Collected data

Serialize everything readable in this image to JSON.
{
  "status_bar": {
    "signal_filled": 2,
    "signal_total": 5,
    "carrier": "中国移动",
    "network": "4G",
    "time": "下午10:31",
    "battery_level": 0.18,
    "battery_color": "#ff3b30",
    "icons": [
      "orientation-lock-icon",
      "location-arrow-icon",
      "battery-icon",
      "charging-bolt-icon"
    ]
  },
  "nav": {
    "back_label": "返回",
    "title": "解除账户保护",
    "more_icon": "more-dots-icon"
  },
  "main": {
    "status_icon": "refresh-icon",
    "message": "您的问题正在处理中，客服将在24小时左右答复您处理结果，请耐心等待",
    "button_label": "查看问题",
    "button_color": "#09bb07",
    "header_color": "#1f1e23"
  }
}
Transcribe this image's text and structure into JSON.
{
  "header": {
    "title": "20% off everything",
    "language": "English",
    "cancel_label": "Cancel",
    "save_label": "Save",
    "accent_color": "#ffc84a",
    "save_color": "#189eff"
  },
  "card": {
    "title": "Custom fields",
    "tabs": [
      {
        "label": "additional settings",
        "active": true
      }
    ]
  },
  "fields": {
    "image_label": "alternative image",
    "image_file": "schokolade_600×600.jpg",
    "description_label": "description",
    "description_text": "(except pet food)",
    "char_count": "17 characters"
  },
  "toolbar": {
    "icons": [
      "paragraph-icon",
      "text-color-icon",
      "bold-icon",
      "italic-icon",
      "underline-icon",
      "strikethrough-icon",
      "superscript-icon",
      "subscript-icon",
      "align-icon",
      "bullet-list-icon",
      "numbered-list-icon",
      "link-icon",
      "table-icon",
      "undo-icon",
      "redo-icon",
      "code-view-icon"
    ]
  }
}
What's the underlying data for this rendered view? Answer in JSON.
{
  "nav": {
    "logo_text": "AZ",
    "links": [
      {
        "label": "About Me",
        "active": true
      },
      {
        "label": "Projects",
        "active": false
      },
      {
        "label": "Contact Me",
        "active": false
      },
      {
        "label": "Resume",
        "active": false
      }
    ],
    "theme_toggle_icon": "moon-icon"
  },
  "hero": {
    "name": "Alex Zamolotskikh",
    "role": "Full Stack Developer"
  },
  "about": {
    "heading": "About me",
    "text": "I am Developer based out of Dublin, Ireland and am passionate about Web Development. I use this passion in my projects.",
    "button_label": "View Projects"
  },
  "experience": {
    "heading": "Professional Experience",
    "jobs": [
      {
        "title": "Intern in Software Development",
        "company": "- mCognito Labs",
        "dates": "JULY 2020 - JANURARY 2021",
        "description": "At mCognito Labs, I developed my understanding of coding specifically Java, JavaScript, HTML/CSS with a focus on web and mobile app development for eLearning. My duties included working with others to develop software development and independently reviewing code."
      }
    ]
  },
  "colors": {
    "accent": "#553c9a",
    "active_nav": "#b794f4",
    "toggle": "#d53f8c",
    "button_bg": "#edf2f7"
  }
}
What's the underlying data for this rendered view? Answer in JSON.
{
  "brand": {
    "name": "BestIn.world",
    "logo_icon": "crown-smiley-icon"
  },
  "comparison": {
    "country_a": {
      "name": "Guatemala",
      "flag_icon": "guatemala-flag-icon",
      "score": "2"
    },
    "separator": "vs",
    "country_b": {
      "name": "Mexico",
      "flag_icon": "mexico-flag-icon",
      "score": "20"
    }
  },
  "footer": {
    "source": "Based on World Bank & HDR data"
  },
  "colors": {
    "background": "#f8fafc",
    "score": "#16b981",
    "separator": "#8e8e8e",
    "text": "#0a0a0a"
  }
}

- **Goal**
Give the entries again in full, exactly as they are written.

- **Final answer**
Serialize everything readable in this image to JSON.
{
  "status_bar": {
    "signal_filled": 2,
    "signal_total": 5,
    "carrier": "中国移动",
    "network": "4G",
    "time": "下午10:31",
    "battery_level": 0.18,
    "battery_color": "#ff3b30",
    "icons": [
      "orientation-lock-icon",
      "location-arrow-icon",
      "battery-icon",
      "charging-bolt-icon"
    ]
  },
  "nav": {
    "back_label": "返回",
    "title": "解除账户保护",
    "more_icon": "more-dots-icon"
  },
  "main": {
    "status_icon": "refresh-icon",
    "message": "您的问题正在处理中，客服将在24小时左右答复您处理结果，请耐心等待",
    "button_label": "查看问题",
    "button_color": "#09bb07",
    "header_color": "#1f1e23"
  }
}
Transcribe this image's text and structure into JSON.
{
  "header": {
    "title": "20% off everything",
    "language": "English",
    "cancel_label": "Cancel",
    "save_label": "Save",
    "accent_color": "#ffc84a",
    "save_color": "#189eff"
  },
  "card": {
    "title": "Custom fields",
    "tabs": [
      {
        "label": "additional settings",
        "active": true
      }
    ]
  },
  "fields": {
    "image_label": "alternative image",
    "image_file": "schokolade_600×600.jpg",
    "description_label": "description",
    "description_text": "(except pet food)",
    "char_count": "17 characters"
  },
  "toolbar": {
    "icons": [
      "paragraph-icon",
      "text-color-icon",
      "bold-icon",
      "italic-icon",
      "underline-icon",
      "strikethrough-icon",
      "superscript-icon",
      "subscript-icon",
      "align-icon",
      "bullet-list-icon",
      "numbered-list-icon",
      "link-icon",
      "table-icon",
      "undo-icon",
      "redo-icon",
      "code-view-icon"
    ]
  }
}
What's the underlying data for this rendered view? Answer in JSON.
{
  "nav": {
    "logo_text": "AZ",
    "links": [
      {
        "label": "About Me",
        "active": true
      },
      {
        "label": "Projects",
        "active": false
      },
      {
        "label": "Contact Me",
        "active": false
      },
      {
        "label": "Resume",
        "active": false
      }
    ],
    "theme_toggle_icon": "moon-icon"
  },
  "hero": {
    "name": "Alex Zamolotskikh",
    "role": "Full Stack Developer"
  },
  "about": {
    "heading": "About me",
    "text": "I am Developer based out of Dublin, Ireland and am passionate about Web Development. I use this passion in my projects.",
    "button_label": "View Projects"
  },
  "experience": {
    "heading": "Professional Experience",
    "jobs": [
      {
        "title": "Intern in Software Development",
        "company": "- mCognito Labs",
        "dates": "JULY 2020 - JANURARY 2021",
        "description": "At mCognito Labs, I developed my understanding of coding specifically Java, JavaScript, HTML/CSS with a focus on web and mobile app development for eLearning. My duties included working with others to develop software development and independently reviewing code."
      }
    ]
  },
  "colors": {
    "accent": "#553c9a",
    "active_nav": "#b794f4",
    "toggle": "#d53f8c",
    "button_bg": "#edf2f7"
  }
}
What's the underlying data for this rendered view? Answer in JSON.
{
  "brand": {
    "name": "BestIn.world",
    "logo_icon": "crown-smiley-icon"
  },
  "comparison": {
    "country_a": {
      "name": "Guatemala",
      "flag_icon": "guatemala-flag-icon",
      "score": "2"
    },
    "separator": "vs",
    "country_b": {
      "name": "Mexico",
      "flag_icon": "mexico-flag-icon",
      "score": "20"
    }
  },
  "footer": {
    "source": "Based on World Bank & HDR data"
  },
  "colors": {
    "background": "#f8fafc",
    "score": "#16b981",
    "separator": "#8e8e8e",
    "text": "#0a0a0a"
  }
}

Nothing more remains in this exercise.